EXERCISE DESCRIPTION:
All records below must be retyped exactly.

____________

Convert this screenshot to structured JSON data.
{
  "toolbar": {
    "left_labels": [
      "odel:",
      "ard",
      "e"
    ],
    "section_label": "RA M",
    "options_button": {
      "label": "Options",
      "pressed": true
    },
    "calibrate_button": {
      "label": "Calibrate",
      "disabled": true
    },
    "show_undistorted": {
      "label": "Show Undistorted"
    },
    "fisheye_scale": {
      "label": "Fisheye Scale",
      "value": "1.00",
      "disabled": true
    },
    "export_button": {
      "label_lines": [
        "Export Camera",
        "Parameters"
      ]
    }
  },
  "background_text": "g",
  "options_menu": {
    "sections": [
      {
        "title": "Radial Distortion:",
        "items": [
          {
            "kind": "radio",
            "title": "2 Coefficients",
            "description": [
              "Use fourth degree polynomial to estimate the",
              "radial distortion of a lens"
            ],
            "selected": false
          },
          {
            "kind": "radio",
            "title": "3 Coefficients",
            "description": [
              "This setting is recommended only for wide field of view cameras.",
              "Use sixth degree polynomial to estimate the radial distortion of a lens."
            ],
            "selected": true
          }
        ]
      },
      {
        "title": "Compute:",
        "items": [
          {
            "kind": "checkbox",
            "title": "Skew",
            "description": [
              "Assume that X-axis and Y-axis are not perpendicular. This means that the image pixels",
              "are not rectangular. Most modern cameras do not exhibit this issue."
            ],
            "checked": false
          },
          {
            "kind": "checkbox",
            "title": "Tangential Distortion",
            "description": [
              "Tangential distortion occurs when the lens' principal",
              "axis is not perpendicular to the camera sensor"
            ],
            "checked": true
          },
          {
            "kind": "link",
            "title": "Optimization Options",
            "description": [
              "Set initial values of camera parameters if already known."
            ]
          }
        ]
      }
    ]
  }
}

____________

ANSWER FOR THIS EXERCISE:
Convert this screenshot to structured JSON data.
{
  "toolbar": {
    "left_labels": [
      "odel:",
      "ard",
      "e"
    ],
    "section_label": "RA M",
    "options_button": {
      "label": "Options",
      "pressed": true
    },
    "calibrate_button": {
      "label": "Calibrate",
      "disabled": true
    },
    "show_undistorted": {
      "label": "Show Undistorted"
    },
    "fisheye_scale": {
      "label": "Fisheye Scale",
      "value": "1.00",
      "disabled": true
    },
    "export_button": {
      "label_lines": [
        "Export Camera",
        "Parameters"
      ]
    }
  },
  "background_text": "g",
  "options_menu": {
    "sections": [
      {
        "title": "Radial Distortion:",
        "items": [
          {
            "kind": "radio",
            "title": "2 Coefficients",
            "description": [
              "Use fourth degree polynomial to estimate the",
              "radial distortion of a lens"
            ],
            "selected": false
          },
          {
            "kind": "radio",
            "title": "3 Coefficients",
            "description": [
              "This setting is recommended only for wide field of view cameras.",
              "Use sixth degree polynomial to estimate the radial distortion of a lens."
            ],
            "selected": true
          }
        ]
      },
      {
        "title": "Compute:",
        "items": [
          {
            "kind": "checkbox",
            "title": "Skew",
            "description": [
              "Assume that X-axis and Y-axis are not perpendicular. This means that the image pixels",
              "are not rectangular. Most modern cameras do not exhibit this issue."
            ],
            "checked": false
          },
          {
            "kind": "checkbox",
            "title": "Tangential Distortion",
            "description": [
              "Tangential distortion occurs when the lens' principal",
              "axis is not perpendicular to the camera sensor"
            ],
            "checked": true
          },
          {
            "kind": "link",
            "title": "Optimization Options",
            "description": [
              "Set initial values of camera parameters if already known."
            ]
          }
        ]
      }
    ]
  }
}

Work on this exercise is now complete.